_Prompt_
Render the data from the line containing "task-8-line-2: линиям сетки" up to and including the line containing "task-7-line-1: Разрежьте каждую" as a Markdown table with the columns Row and Line. Number each row, leave out blank lines, and include no other lines.

----

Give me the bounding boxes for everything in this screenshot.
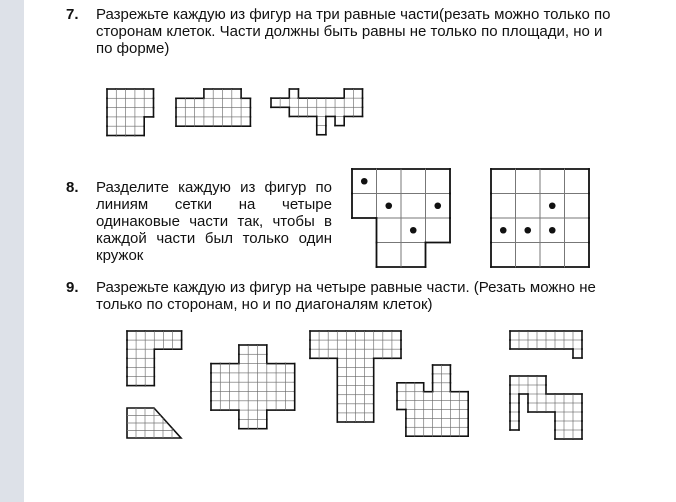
task-8-line-2: линиям сетки на четыре: [96, 196, 332, 213]
task-7-line-2: сторонам клеток. Части должны быть равны не только по площади, но и: [96, 23, 603, 40]
task-9-line-2: только по сторонам, но и по диагоналям клеток): [96, 296, 433, 313]
dot-marker: [549, 227, 556, 234]
task-8-figure-1: [352, 169, 450, 267]
task-8-line-5: кружок: [96, 247, 144, 264]
task-7-line-1: Разрежьте каждую из фигур на три равные части(резать можно только по: [96, 6, 611, 23]
task-9-number: 9.: [66, 279, 79, 296]
dot-marker: [361, 178, 368, 185]
task-8-number: 8.: [66, 179, 79, 196]
task-9-figure-4: [397, 331, 582, 439]
dot-marker: [549, 202, 556, 209]
dot-marker: [500, 227, 507, 234]
task-7-figure-3: [271, 89, 363, 135]
task-8-line-1: Разделите каждую из фигур по: [96, 179, 332, 196]
task-9-figure-1: [127, 331, 182, 438]
dot-marker: [410, 227, 417, 234]
task-8-line-3: одинаковые части так, чтобы в: [96, 213, 332, 230]
task-9-line-1: Разрежьте каждую из фигур на четыре равные части. (Резать можно не: [96, 279, 596, 296]
task-7-figure-2: [176, 89, 250, 126]
dot-marker: [434, 202, 441, 209]
task-7-line-3: по форме): [96, 40, 170, 57]
task-8-figure-2: [491, 169, 589, 267]
dot-marker: [385, 202, 392, 209]
task-7-number: 7.: [66, 6, 79, 23]
task-8-line-4: каждой части был только один: [96, 230, 332, 247]
task-9-figure-3: [310, 331, 401, 422]
task-7-figure-1: [107, 89, 154, 136]
dot-marker: [524, 227, 531, 234]
task-9-figure-2: [211, 345, 295, 429]
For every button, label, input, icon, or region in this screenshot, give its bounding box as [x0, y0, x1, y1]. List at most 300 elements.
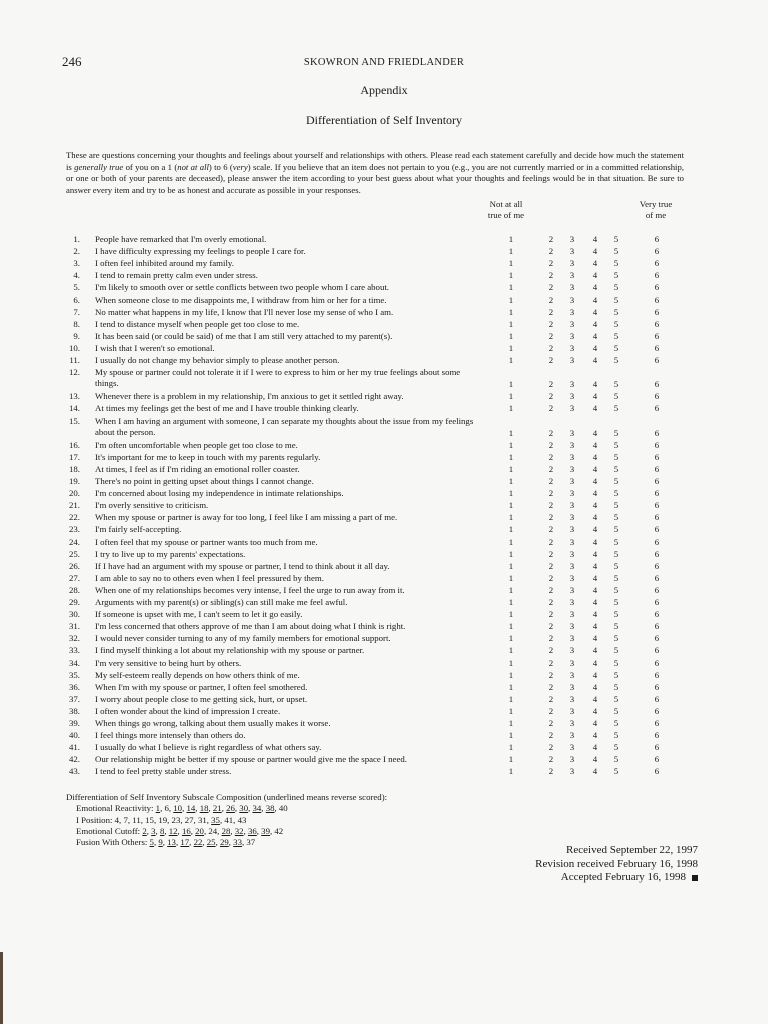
rating-option-5[interactable]: 5	[613, 584, 619, 595]
rating-option-4[interactable]: 4	[592, 766, 598, 777]
rating-option-5[interactable]: 5	[613, 597, 619, 607]
rating-option-4[interactable]: 4	[592, 282, 598, 293]
rating-option-6[interactable]: 6	[654, 548, 660, 559]
rating-option-6[interactable]: 6	[654, 657, 660, 668]
rating-option-6[interactable]: 6	[654, 754, 660, 765]
rating-option-5[interactable]: 5	[613, 439, 619, 450]
rating-option-5[interactable]: 5	[613, 234, 619, 244]
rating-option-5[interactable]: 5	[613, 342, 619, 353]
rating-option-6[interactable]: 6	[654, 524, 660, 535]
rating-option-3[interactable]: 3	[569, 572, 575, 583]
rating-option-3[interactable]: 3	[569, 621, 575, 632]
item-number: 14.	[69, 403, 80, 414]
rating-option-1[interactable]: 1	[508, 560, 514, 571]
rating-option-3[interactable]: 3	[569, 705, 575, 716]
rating-option-6[interactable]: 6	[654, 488, 660, 499]
rating-option-2[interactable]: 2	[548, 391, 554, 402]
rating-option-3[interactable]: 3	[569, 633, 575, 644]
rating-option-3[interactable]: 3	[569, 476, 575, 486]
rating-option-4[interactable]: 4	[592, 463, 598, 474]
item-statement: It has been said (or could be said) of me that I am still very attached to my parent(s).	[95, 330, 393, 341]
rating-option-2[interactable]: 2	[548, 355, 554, 365]
rating-option-3[interactable]: 3	[569, 282, 575, 293]
rating-option-2[interactable]: 2	[548, 318, 554, 329]
rating-option-6[interactable]: 6	[654, 270, 660, 281]
rating-option-6[interactable]: 6	[654, 463, 660, 474]
rating-option-6[interactable]: 6	[654, 730, 660, 741]
rating-option-1[interactable]: 1	[508, 609, 514, 620]
rating-option-1[interactable]: 1	[508, 318, 514, 329]
rating-option-5[interactable]: 5	[613, 548, 619, 559]
rating-option-2[interactable]: 2	[548, 342, 554, 353]
rating-option-6[interactable]: 6	[654, 391, 660, 402]
rating-option-4[interactable]: 4	[592, 584, 598, 595]
rating-option-1[interactable]: 1	[508, 718, 514, 728]
rating-option-2[interactable]: 2	[548, 427, 554, 438]
rating-option-5[interactable]: 5	[613, 681, 619, 692]
rating-option-5[interactable]: 5	[613, 512, 619, 523]
rating-option-5[interactable]: 5	[613, 427, 619, 438]
rating-option-2[interactable]: 2	[548, 246, 554, 257]
rating-option-5[interactable]: 5	[613, 463, 619, 474]
rating-option-2[interactable]: 2	[548, 681, 554, 692]
rating-option-5[interactable]: 5	[613, 294, 619, 305]
item-statement: I'm less concerned that others approve of me than I am about doing what I think is right.	[95, 621, 406, 632]
rating-option-6[interactable]: 6	[654, 342, 660, 353]
rating-option-3[interactable]: 3	[569, 330, 575, 341]
rating-option-1[interactable]: 1	[508, 451, 514, 462]
subscale-row: Emotional Cutoff: 2, 3, 8, 12, 16, 20, 24, 28, 32, 36, 39, 42	[76, 825, 284, 836]
reverse-scored-item: 12	[168, 825, 178, 836]
rating-option-5[interactable]: 5	[613, 657, 619, 668]
rating-option-2[interactable]: 2	[548, 451, 554, 462]
rating-option-4[interactable]: 4	[592, 318, 598, 329]
rating-option-3[interactable]: 3	[569, 403, 575, 414]
rating-option-3[interactable]: 3	[569, 294, 575, 305]
rating-option-2[interactable]: 2	[548, 560, 554, 571]
rating-option-2[interactable]: 2	[548, 730, 554, 741]
rating-option-6[interactable]: 6	[654, 718, 660, 728]
rating-option-3[interactable]: 3	[569, 391, 575, 402]
rating-option-6[interactable]: 6	[654, 330, 660, 341]
item-statement: At times, I feel as if I'm riding an emotional roller coaster.	[95, 463, 300, 474]
item-number: 12.	[69, 367, 80, 378]
rating-option-2[interactable]: 2	[548, 270, 554, 281]
rating-option-3[interactable]: 3	[569, 645, 575, 656]
reverse-scored-item: 18	[199, 803, 209, 814]
rating-option-3[interactable]: 3	[569, 439, 575, 450]
rating-option-6[interactable]: 6	[654, 597, 660, 607]
rating-option-5[interactable]: 5	[613, 488, 619, 499]
rating-option-5[interactable]: 5	[613, 318, 619, 329]
rating-option-4[interactable]: 4	[592, 633, 598, 644]
rating-option-1[interactable]: 1	[508, 282, 514, 293]
rating-option-4[interactable]: 4	[592, 488, 598, 499]
rating-option-6[interactable]: 6	[654, 427, 660, 438]
rating-option-5[interactable]: 5	[613, 306, 619, 317]
rating-option-5[interactable]: 5	[613, 403, 619, 414]
rating-option-4[interactable]: 4	[592, 379, 598, 390]
rating-option-4[interactable]: 4	[592, 730, 598, 741]
rating-option-1[interactable]: 1	[508, 488, 514, 499]
subscale-item: 11	[132, 814, 141, 825]
rating-option-2[interactable]: 2	[548, 597, 554, 607]
rating-option-4[interactable]: 4	[592, 524, 598, 535]
rating-option-3[interactable]: 3	[569, 681, 575, 692]
rating-option-1[interactable]: 1	[508, 306, 514, 317]
rating-option-2[interactable]: 2	[548, 621, 554, 632]
item-statement: I worry about people close to me getting sick, hurt, or upset.	[95, 693, 308, 704]
rating-option-2[interactable]: 2	[548, 258, 554, 269]
rating-option-2[interactable]: 2	[548, 500, 554, 511]
rating-option-4[interactable]: 4	[592, 512, 598, 523]
rating-option-4[interactable]: 4	[592, 306, 598, 317]
rating-option-6[interactable]: 6	[654, 645, 660, 656]
item-statement: When one of my relationships becomes very intense, I feel the urge to run away from it.	[95, 584, 405, 595]
rating-option-1[interactable]: 1	[508, 355, 514, 365]
rating-option-4[interactable]: 4	[592, 681, 598, 692]
rating-option-5[interactable]: 5	[613, 718, 619, 728]
rating-option-6[interactable]: 6	[654, 693, 660, 704]
item-number: 37.	[69, 693, 80, 704]
rating-option-6[interactable]: 6	[654, 476, 660, 486]
rating-option-4[interactable]: 4	[592, 718, 598, 728]
rating-option-2[interactable]: 2	[548, 330, 554, 341]
rating-option-3[interactable]: 3	[569, 584, 575, 595]
rating-option-2[interactable]: 2	[548, 693, 554, 704]
item-statement: I'm overly sensitive to criticism.	[95, 500, 209, 511]
rating-option-1[interactable]: 1	[508, 234, 514, 244]
rating-option-4[interactable]: 4	[592, 451, 598, 462]
rating-option-1[interactable]: 1	[508, 463, 514, 474]
rating-option-3[interactable]: 3	[569, 379, 575, 390]
rating-option-5[interactable]: 5	[613, 705, 619, 716]
rating-option-1[interactable]: 1	[508, 754, 514, 765]
rating-option-2[interactable]: 2	[548, 488, 554, 499]
rating-option-4[interactable]: 4	[592, 597, 598, 607]
rating-option-6[interactable]: 6	[654, 234, 660, 244]
rating-option-2[interactable]: 2	[548, 633, 554, 644]
item-statement: I am able to say no to others even when I feel pressured by them.	[95, 572, 324, 583]
rating-option-1[interactable]: 1	[508, 500, 514, 511]
rating-option-4[interactable]: 4	[592, 536, 598, 547]
rating-option-6[interactable]: 6	[654, 379, 660, 390]
rating-option-1[interactable]: 1	[508, 766, 514, 777]
rating-option-2[interactable]: 2	[548, 294, 554, 305]
rating-option-5[interactable]: 5	[613, 330, 619, 341]
rating-option-2[interactable]: 2	[548, 754, 554, 765]
rating-option-3[interactable]: 3	[569, 609, 575, 620]
rating-option-5[interactable]: 5	[613, 693, 619, 704]
rating-option-2[interactable]: 2	[548, 524, 554, 535]
item-statement: At times my feelings get the best of me and I have trouble thinking clearly.	[95, 403, 359, 414]
rating-option-6[interactable]: 6	[654, 560, 660, 571]
rating-option-3[interactable]: 3	[569, 524, 575, 535]
subscale-composition	[66, 792, 387, 848]
rating-option-4[interactable]: 4	[592, 427, 598, 438]
rating-option-2[interactable]: 2	[548, 742, 554, 753]
rating-option-5[interactable]: 5	[613, 379, 619, 390]
rating-option-6[interactable]: 6	[654, 669, 660, 680]
rating-option-3[interactable]: 3	[569, 427, 575, 438]
rating-option-1[interactable]: 1	[508, 476, 514, 486]
rating-option-4[interactable]: 4	[592, 439, 598, 450]
rating-option-6[interactable]: 6	[654, 306, 660, 317]
instructions-paragraph	[66, 150, 684, 196]
rating-option-2[interactable]: 2	[548, 476, 554, 486]
rating-option-5[interactable]: 5	[613, 560, 619, 571]
rating-option-4[interactable]: 4	[592, 742, 598, 753]
rating-option-5[interactable]: 5	[613, 282, 619, 293]
rating-option-4[interactable]: 4	[592, 657, 598, 668]
rating-option-1[interactable]: 1	[508, 330, 514, 341]
rating-option-1[interactable]: 1	[508, 270, 514, 281]
rating-option-2[interactable]: 2	[548, 548, 554, 559]
rating-option-6[interactable]: 6	[654, 766, 660, 777]
reverse-scored-item: 21	[212, 803, 222, 814]
rating-option-1[interactable]: 1	[508, 669, 514, 680]
rating-option-4[interactable]: 4	[592, 355, 598, 365]
item-number: 26.	[69, 560, 80, 571]
rating-option-4[interactable]: 4	[592, 572, 598, 583]
rating-option-3[interactable]: 3	[569, 730, 575, 741]
rating-option-2[interactable]: 2	[548, 536, 554, 547]
rating-option-3[interactable]: 3	[569, 270, 575, 281]
rating-option-6[interactable]: 6	[654, 742, 660, 753]
rating-option-5[interactable]: 5	[613, 270, 619, 281]
rating-option-1[interactable]: 1	[508, 439, 514, 450]
item-statement: It's important for me to keep in touch with my parents regularly.	[95, 451, 321, 462]
rating-option-1[interactable]: 1	[508, 379, 514, 390]
rating-option-4[interactable]: 4	[592, 609, 598, 620]
rating-option-3[interactable]: 3	[569, 355, 575, 365]
rating-option-1[interactable]: 1	[508, 403, 514, 414]
rating-option-5[interactable]: 5	[613, 355, 619, 365]
rating-option-4[interactable]: 4	[592, 342, 598, 353]
revision-date: Revision received February 16, 1998	[535, 857, 698, 870]
rating-option-4[interactable]: 4	[592, 754, 598, 765]
rating-option-3[interactable]: 3	[569, 597, 575, 607]
rating-option-4[interactable]: 4	[592, 403, 598, 414]
reverse-scored-item: 1	[155, 803, 161, 814]
rating-option-5[interactable]: 5	[613, 633, 619, 644]
rating-option-6[interactable]: 6	[654, 294, 660, 305]
rating-option-3[interactable]: 3	[569, 306, 575, 317]
rating-option-1[interactable]: 1	[508, 730, 514, 741]
rating-option-6[interactable]: 6	[654, 403, 660, 414]
item-statement: When I am having an argument with someone, I can separate my thoughts about the issue from my feelings about the person.	[95, 415, 474, 437]
rating-option-3[interactable]: 3	[569, 536, 575, 547]
rating-option-5[interactable]: 5	[613, 645, 619, 656]
rating-option-1[interactable]: 1	[508, 258, 514, 269]
rating-option-4[interactable]: 4	[592, 705, 598, 716]
rating-option-5[interactable]: 5	[613, 246, 619, 257]
rating-option-2[interactable]: 2	[548, 306, 554, 317]
rating-option-2[interactable]: 2	[548, 609, 554, 620]
reverse-scored-item: 36	[247, 825, 257, 836]
rating-option-5[interactable]: 5	[613, 754, 619, 765]
rating-option-3[interactable]: 3	[569, 258, 575, 269]
rating-option-3[interactable]: 3	[569, 512, 575, 523]
rating-option-5[interactable]: 5	[613, 391, 619, 402]
rating-option-4[interactable]: 4	[592, 645, 598, 656]
rating-option-2[interactable]: 2	[548, 645, 554, 656]
instructions-text: ) to 6 (	[208, 161, 233, 172]
rating-option-1[interactable]: 1	[508, 294, 514, 305]
rating-option-1[interactable]: 1	[508, 657, 514, 668]
rating-option-2[interactable]: 2	[548, 766, 554, 777]
item-statement: I feel things more intensely than others do.	[95, 730, 246, 741]
rating-option-4[interactable]: 4	[592, 669, 598, 680]
item-statement: When things go wrong, talking about them usually makes it worse.	[95, 718, 331, 728]
rating-option-2[interactable]: 2	[548, 403, 554, 414]
rating-option-5[interactable]: 5	[613, 621, 619, 632]
rating-option-5[interactable]: 5	[613, 258, 619, 269]
rating-option-6[interactable]: 6	[654, 318, 660, 329]
rating-option-6[interactable]: 6	[654, 512, 660, 523]
rating-option-2[interactable]: 2	[548, 379, 554, 390]
rating-option-1[interactable]: 1	[508, 645, 514, 656]
rating-option-5[interactable]: 5	[613, 524, 619, 535]
rating-option-4[interactable]: 4	[592, 234, 598, 244]
rating-option-4[interactable]: 4	[592, 560, 598, 571]
rating-option-2[interactable]: 2	[548, 282, 554, 293]
subscale-item: 15	[145, 814, 154, 825]
item-statement: I find myself thinking a lot about my relationship with my spouse or partner.	[95, 645, 365, 656]
item-statement: I try to live up to my parents' expectations.	[95, 548, 246, 559]
rating-option-2[interactable]: 2	[548, 669, 554, 680]
item-number: 33.	[69, 645, 80, 656]
rating-option-1[interactable]: 1	[508, 572, 514, 583]
rating-option-5[interactable]: 5	[613, 742, 619, 753]
rating-option-5[interactable]: 5	[613, 730, 619, 741]
rating-option-2[interactable]: 2	[548, 584, 554, 595]
rating-option-5[interactable]: 5	[613, 451, 619, 462]
rating-option-1[interactable]: 1	[508, 742, 514, 753]
rating-option-1[interactable]: 1	[508, 584, 514, 595]
rating-option-1[interactable]: 1	[508, 427, 514, 438]
rating-option-2[interactable]: 2	[548, 705, 554, 716]
rating-option-5[interactable]: 5	[613, 536, 619, 547]
rating-option-6[interactable]: 6	[654, 572, 660, 583]
rating-option-3[interactable]: 3	[569, 754, 575, 765]
rating-option-3[interactable]: 3	[569, 246, 575, 257]
rating-option-5[interactable]: 5	[613, 766, 619, 777]
rating-option-1[interactable]: 1	[508, 536, 514, 547]
rating-option-6[interactable]: 6	[654, 609, 660, 620]
rating-option-4[interactable]: 4	[592, 621, 598, 632]
rating-option-6[interactable]: 6	[654, 258, 660, 269]
rating-option-1[interactable]: 1	[508, 693, 514, 704]
rating-option-3[interactable]: 3	[569, 766, 575, 777]
rating-option-5[interactable]: 5	[613, 500, 619, 511]
rating-option-3[interactable]: 3	[569, 500, 575, 511]
rating-option-6[interactable]: 6	[654, 246, 660, 257]
rating-option-1[interactable]: 1	[508, 705, 514, 716]
rating-option-4[interactable]: 4	[592, 500, 598, 511]
rating-option-4[interactable]: 4	[592, 693, 598, 704]
rating-option-1[interactable]: 1	[508, 342, 514, 353]
rating-option-3[interactable]: 3	[569, 318, 575, 329]
rating-option-6[interactable]: 6	[654, 621, 660, 632]
rating-option-3[interactable]: 3	[569, 463, 575, 474]
rating-option-1[interactable]: 1	[508, 681, 514, 692]
rating-option-6[interactable]: 6	[654, 355, 660, 365]
rating-option-4[interactable]: 4	[592, 391, 598, 402]
rating-option-4[interactable]: 4	[592, 548, 598, 559]
rating-option-3[interactable]: 3	[569, 548, 575, 559]
rating-option-2[interactable]: 2	[548, 657, 554, 668]
rating-option-3[interactable]: 3	[569, 669, 575, 680]
rating-option-6[interactable]: 6	[654, 705, 660, 716]
rating-option-6[interactable]: 6	[654, 584, 660, 595]
rating-option-4[interactable]: 4	[592, 330, 598, 341]
rating-option-6[interactable]: 6	[654, 451, 660, 462]
rating-option-3[interactable]: 3	[569, 451, 575, 462]
rating-option-4[interactable]: 4	[592, 294, 598, 305]
rating-option-4[interactable]: 4	[592, 246, 598, 257]
rating-option-2[interactable]: 2	[548, 463, 554, 474]
rating-option-2[interactable]: 2	[548, 439, 554, 450]
rating-option-3[interactable]: 3	[569, 560, 575, 571]
rating-option-1[interactable]: 1	[508, 246, 514, 257]
rating-option-6[interactable]: 6	[654, 633, 660, 644]
reverse-scored-item: 33	[233, 837, 242, 848]
rating-option-6[interactable]: 6	[654, 439, 660, 450]
rating-option-1[interactable]: 1	[508, 524, 514, 535]
rating-option-3[interactable]: 3	[569, 693, 575, 704]
rating-option-3[interactable]: 3	[569, 657, 575, 668]
rating-option-6[interactable]: 6	[654, 536, 660, 547]
rating-option-1[interactable]: 1	[508, 512, 514, 523]
item-statement: People have remarked that I'm overly emotional.	[95, 234, 267, 244]
item-number: 6.	[73, 294, 80, 305]
rating-option-6[interactable]: 6	[654, 681, 660, 692]
rating-option-1[interactable]: 1	[508, 633, 514, 644]
rating-option-5[interactable]: 5	[613, 609, 619, 620]
rating-option-1[interactable]: 1	[508, 391, 514, 402]
rating-option-3[interactable]: 3	[569, 234, 575, 244]
rating-option-2[interactable]: 2	[548, 572, 554, 583]
item-number: 22.	[69, 512, 80, 523]
rating-option-5[interactable]: 5	[613, 669, 619, 680]
rating-option-2[interactable]: 2	[548, 718, 554, 728]
item-statement: I would never consider turning to any of my family members for emotional support.	[95, 633, 391, 644]
rating-option-4[interactable]: 4	[592, 258, 598, 269]
rating-option-5[interactable]: 5	[613, 572, 619, 583]
rating-option-6[interactable]: 6	[654, 282, 660, 293]
item-number: 5.	[73, 282, 80, 293]
subscale-item: 23	[171, 814, 181, 825]
item-number: 20.	[69, 488, 80, 499]
rating-option-1[interactable]: 1	[508, 548, 514, 559]
rating-option-3[interactable]: 3	[569, 488, 575, 499]
reverse-scored-item: 8	[159, 825, 165, 836]
rating-option-4[interactable]: 4	[592, 270, 598, 281]
item-statement: I'm likely to smooth over or settle conflicts between two people whom I care about.	[95, 282, 389, 293]
rating-option-4[interactable]: 4	[592, 476, 598, 486]
rating-option-1[interactable]: 1	[508, 597, 514, 607]
rating-option-1[interactable]: 1	[508, 621, 514, 632]
rating-option-5[interactable]: 5	[613, 476, 619, 486]
rating-option-2[interactable]: 2	[548, 512, 554, 523]
rating-option-6[interactable]: 6	[654, 500, 660, 511]
rating-option-3[interactable]: 3	[569, 342, 575, 353]
rating-option-3[interactable]: 3	[569, 718, 575, 728]
reverse-scored-item: 32	[234, 825, 244, 836]
rating-option-2[interactable]: 2	[548, 234, 554, 244]
rating-option-3[interactable]: 3	[569, 742, 575, 753]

----

_Finished task_
| Row | Line |
|---|---|
| 1 | task-8-line-2: линиям сетки на четыре: [96, 196, 332, 213] |
| 2 | task-7-line-2: сторонам клеток. Части должны быть равны не только по площади, но и: [96, 23, 603, 40] |
| 3 | task-9-line-2: только по сторонам, но и по диагоналям клеток): [96, 296, 433, 313] |
| 4 | dot-marker: [549, 227, 556, 234] |
| 5 | task-8-figure-1: [352, 169, 450, 267] |
| 6 | task-8-line-5: кружок: [96, 247, 144, 264] |
| 7 | task-7-line-1: Разрежьте каждую из фигур на три равные части(резать можно только по: [96, 6, 611, 23] |